Data entries for graphics:
****************************************

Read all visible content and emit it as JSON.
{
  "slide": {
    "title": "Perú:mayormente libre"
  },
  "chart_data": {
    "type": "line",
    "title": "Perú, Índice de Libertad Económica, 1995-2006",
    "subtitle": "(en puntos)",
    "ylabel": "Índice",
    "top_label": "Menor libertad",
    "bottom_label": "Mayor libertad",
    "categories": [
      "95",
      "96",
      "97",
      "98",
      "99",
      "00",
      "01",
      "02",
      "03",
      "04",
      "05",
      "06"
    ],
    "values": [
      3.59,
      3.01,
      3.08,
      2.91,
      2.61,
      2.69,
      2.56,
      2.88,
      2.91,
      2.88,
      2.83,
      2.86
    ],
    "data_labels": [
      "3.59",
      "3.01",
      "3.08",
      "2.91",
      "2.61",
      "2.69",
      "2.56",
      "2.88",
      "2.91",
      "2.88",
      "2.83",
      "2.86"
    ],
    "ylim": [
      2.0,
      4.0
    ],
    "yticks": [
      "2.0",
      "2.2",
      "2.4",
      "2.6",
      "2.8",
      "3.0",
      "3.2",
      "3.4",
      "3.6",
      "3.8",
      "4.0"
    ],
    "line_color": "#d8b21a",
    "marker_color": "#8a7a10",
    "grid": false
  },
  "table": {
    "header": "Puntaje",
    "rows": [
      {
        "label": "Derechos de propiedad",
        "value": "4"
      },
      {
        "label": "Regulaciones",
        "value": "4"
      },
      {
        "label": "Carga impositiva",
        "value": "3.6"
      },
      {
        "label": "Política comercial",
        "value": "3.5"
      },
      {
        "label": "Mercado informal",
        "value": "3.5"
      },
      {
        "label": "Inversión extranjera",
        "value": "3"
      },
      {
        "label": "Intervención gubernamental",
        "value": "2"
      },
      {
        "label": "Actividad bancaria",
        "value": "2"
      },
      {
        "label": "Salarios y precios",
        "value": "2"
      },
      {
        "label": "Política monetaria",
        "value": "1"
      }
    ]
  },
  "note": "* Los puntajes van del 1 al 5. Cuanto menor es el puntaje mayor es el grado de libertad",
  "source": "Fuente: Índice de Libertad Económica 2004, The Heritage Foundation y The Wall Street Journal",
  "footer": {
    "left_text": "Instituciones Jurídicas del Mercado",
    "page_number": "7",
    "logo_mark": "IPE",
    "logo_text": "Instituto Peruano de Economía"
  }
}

****************************************

*Short task*: Search the listing above for the string "Mercado". Copy every line that contains it.

*Solution for this problem*:
        "label": "Mercado informal",
    "left_text": "Instituciones Jurídicas del Mercado",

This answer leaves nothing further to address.